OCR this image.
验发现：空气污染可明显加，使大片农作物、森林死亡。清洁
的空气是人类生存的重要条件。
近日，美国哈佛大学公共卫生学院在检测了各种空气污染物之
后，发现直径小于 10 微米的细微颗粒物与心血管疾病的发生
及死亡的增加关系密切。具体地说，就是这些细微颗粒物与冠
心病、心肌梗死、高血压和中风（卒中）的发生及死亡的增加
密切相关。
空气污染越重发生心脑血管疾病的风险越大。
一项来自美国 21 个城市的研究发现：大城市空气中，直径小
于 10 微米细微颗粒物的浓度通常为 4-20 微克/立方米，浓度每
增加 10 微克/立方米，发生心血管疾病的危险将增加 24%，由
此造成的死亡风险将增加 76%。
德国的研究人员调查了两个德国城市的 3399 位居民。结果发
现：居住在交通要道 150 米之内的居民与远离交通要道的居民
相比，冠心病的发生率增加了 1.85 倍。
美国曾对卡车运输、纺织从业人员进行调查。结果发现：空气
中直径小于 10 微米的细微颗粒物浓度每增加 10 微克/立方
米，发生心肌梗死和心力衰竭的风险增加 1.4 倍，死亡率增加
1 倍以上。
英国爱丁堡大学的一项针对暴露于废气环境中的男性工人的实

......

• _EXERCISE AIM_:
Write out every entry word for word.

• _WRITTEN SOLUTION_:
OCR this image.
验发现：空气污染可明显加，使大片农作物、森林死亡。清洁
的空气是人类生存的重要条件。
近日，美国哈佛大学公共卫生学院在检测了各种空气污染物之
后，发现直径小于 10 微米的细微颗粒物与心血管疾病的发生
及死亡的增加关系密切。具体地说，就是这些细微颗粒物与冠
心病、心肌梗死、高血压和中风（卒中）的发生及死亡的增加
密切相关。
空气污染越重发生心脑血管疾病的风险越大。
一项来自美国 21 个城市的研究发现：大城市空气中，直径小
于 10 微米细微颗粒物的浓度通常为 4-20 微克/立方米，浓度每
增加 10 微克/立方米，发生心血管疾病的危险将增加 24%，由
此造成的死亡风险将增加 76%。
德国的研究人员调查了两个德国城市的 3399 位居民。结果发
现：居住在交通要道 150 米之内的居民与远离交通要道的居民
相比，冠心病的发生率增加了 1.85 倍。
美国曾对卡车运输、纺织从业人员进行调查。结果发现：空气
中直径小于 10 微米的细微颗粒物浓度每增加 10 微克/立方
米，发生心肌梗死和心力衰竭的风险增加 1.4 倍，死亡率增加
1 倍以上。
英国爱丁堡大学的一项针对暴露于废气环境中的男性工人的实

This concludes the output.